▶ _Aim of the task_
Repeat all of the data precisely.

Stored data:
_ _ _
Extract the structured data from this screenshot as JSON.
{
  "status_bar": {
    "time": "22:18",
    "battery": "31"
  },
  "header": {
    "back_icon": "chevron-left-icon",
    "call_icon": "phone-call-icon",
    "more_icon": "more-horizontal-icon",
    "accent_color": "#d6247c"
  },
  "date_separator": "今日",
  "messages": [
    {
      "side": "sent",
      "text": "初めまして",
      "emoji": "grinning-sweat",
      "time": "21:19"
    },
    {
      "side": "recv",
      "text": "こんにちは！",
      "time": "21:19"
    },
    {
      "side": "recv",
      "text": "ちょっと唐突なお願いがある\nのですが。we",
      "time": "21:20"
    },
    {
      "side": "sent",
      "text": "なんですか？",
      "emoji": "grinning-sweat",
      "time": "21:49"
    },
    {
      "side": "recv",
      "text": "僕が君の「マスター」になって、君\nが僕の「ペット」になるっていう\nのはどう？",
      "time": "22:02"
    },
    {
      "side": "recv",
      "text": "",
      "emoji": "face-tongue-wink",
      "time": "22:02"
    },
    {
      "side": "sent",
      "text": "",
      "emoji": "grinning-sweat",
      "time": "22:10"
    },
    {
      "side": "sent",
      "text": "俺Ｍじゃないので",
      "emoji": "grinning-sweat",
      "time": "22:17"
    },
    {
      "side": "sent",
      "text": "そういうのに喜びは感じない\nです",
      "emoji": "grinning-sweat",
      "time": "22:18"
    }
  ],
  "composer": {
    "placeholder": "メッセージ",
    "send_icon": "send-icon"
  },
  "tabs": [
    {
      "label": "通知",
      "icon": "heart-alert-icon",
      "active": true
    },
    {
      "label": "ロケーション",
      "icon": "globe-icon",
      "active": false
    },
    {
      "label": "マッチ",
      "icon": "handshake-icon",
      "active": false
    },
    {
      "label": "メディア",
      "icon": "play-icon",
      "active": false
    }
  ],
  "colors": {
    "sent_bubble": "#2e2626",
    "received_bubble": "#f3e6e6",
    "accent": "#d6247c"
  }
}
_ _ _
▶ _Solution for this problem_
Extract the structured data from this screenshot as JSON.
{
  "status_bar": {
    "time": "22:18",
    "battery": "31"
  },
  "header": {
    "back_icon": "chevron-left-icon",
    "call_icon": "phone-call-icon",
    "more_icon": "more-horizontal-icon",
    "accent_color": "#d6247c"
  },
  "date_separator": "今日",
  "messages": [
    {
      "side": "sent",
      "text": "初めまして",
      "emoji": "grinning-sweat",
      "time": "21:19"
    },
    {
      "side": "recv",
      "text": "こんにちは！",
      "time": "21:19"
    },
    {
      "side": "recv",
      "text": "ちょっと唐突なお願いがある\nのですが。we",
      "time": "21:20"
    },
    {
      "side": "sent",
      "text": "なんですか？",
      "emoji": "grinning-sweat",
      "time": "21:49"
    },
    {
      "side": "recv",
      "text": "僕が君の「マスター」になって、君\nが僕の「ペット」になるっていう\nのはどう？",
      "time": "22:02"
    },
    {
      "side": "recv",
      "text": "",
      "emoji": "face-tongue-wink",
      "time": "22:02"
    },
    {
      "side": "sent",
      "text": "",
      "emoji": "grinning-sweat",
      "time": "22:10"
    },
    {
      "side": "sent",
      "text": "俺Ｍじゃないので",
      "emoji": "grinning-sweat",
      "time": "22:17"
    },
    {
      "side": "sent",
      "text": "そういうのに喜びは感じない\nです",
      "emoji": "grinning-sweat",
      "time": "22:18"
    }
  ],
  "composer": {
    "placeholder": "メッセージ",
    "send_icon": "send-icon"
  },
  "tabs": [
    {
      "label": "通知",
      "icon": "heart-alert-icon",
      "active": true
    },
    {
      "label": "ロケーション",
      "icon": "globe-icon",
      "active": false
    },
    {
      "label": "マッチ",
      "icon": "handshake-icon",
      "active": false
    },
    {
      "label": "メディア",
      "icon": "play-icon",
      "active": false
    }
  ],
  "colors": {
    "sent_bubble": "#2e2626",
    "received_bubble": "#f3e6e6",
    "accent": "#d6247c"
  }
}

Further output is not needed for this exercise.